# Dataset items:
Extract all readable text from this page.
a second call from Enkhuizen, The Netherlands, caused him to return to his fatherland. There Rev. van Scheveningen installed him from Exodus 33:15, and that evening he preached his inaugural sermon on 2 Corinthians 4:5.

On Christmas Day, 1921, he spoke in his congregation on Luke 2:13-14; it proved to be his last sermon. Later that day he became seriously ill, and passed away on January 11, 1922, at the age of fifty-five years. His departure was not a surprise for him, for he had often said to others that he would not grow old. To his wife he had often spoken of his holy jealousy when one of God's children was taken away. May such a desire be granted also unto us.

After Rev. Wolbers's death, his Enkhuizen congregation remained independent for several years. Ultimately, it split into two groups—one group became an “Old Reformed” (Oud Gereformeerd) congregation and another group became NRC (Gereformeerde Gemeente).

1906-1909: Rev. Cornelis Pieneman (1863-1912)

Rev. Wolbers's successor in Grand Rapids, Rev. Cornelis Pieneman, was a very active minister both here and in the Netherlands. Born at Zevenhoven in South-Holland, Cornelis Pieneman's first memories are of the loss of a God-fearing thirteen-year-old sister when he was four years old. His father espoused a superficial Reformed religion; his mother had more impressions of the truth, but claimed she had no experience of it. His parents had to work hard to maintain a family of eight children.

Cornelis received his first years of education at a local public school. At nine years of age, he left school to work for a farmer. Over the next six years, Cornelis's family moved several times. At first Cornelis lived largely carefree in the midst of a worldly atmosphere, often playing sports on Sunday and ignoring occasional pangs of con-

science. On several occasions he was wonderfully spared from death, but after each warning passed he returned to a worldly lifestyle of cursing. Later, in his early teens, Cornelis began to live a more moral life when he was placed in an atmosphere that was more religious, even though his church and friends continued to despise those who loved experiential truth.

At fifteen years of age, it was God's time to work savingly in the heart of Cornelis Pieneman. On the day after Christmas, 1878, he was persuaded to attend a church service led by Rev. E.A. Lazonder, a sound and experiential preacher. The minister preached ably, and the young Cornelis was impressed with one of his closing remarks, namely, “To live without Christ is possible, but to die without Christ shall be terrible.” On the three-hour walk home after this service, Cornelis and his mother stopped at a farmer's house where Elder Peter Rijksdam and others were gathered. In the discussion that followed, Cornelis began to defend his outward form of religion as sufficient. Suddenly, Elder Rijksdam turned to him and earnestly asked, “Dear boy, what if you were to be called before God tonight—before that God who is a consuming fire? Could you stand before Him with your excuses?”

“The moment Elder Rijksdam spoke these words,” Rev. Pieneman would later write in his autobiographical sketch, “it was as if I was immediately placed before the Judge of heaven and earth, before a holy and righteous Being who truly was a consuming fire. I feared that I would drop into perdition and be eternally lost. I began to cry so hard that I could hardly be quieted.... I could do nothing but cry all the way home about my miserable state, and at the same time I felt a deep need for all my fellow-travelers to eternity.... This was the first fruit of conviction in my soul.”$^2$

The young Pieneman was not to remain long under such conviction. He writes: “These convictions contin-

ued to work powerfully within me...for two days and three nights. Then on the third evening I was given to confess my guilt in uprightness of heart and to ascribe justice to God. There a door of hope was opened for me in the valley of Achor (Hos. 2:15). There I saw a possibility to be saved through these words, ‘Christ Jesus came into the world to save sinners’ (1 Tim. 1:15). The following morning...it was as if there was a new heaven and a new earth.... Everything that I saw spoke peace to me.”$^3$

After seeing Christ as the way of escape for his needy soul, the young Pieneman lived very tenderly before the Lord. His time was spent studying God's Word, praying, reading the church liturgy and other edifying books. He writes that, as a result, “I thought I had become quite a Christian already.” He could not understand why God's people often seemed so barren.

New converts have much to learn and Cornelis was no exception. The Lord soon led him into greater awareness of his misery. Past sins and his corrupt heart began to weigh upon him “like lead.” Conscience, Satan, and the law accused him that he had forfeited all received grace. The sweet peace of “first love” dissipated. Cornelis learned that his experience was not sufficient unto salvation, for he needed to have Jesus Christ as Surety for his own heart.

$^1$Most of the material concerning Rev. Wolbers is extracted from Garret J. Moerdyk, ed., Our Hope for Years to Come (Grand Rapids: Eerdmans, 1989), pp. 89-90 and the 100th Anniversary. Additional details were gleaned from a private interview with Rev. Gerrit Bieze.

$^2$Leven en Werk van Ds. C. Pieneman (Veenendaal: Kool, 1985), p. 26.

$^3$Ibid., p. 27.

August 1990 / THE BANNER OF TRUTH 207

# EXERCISE TASK:
Pull out all lines from the entries above in which the word "passed" appears.

# SOLUTION BELOW:
On Christmas Day, 1921, he spoke in his congregation on Luke 2:13-14; it proved to be his last sermon. Later that day he became seriously ill, and passed away on January 11, 1922, at the age of fifty-five years. His departure was not a surprise for him, for he had often said to others that he would not grow old. To his wife he had often spoken of his holy jealousy when one of God's children was taken away. May such a desire be granted also unto us.
science. On several occasions he was wonderfully spared from death, but after each warning passed he returned to a worldly lifestyle of cursing. Later, in his early teens, Cornelis began to live a more moral life when he was placed in an atmosphere that was more religious, even though his church and friends continued to despise those who loved experiential truth.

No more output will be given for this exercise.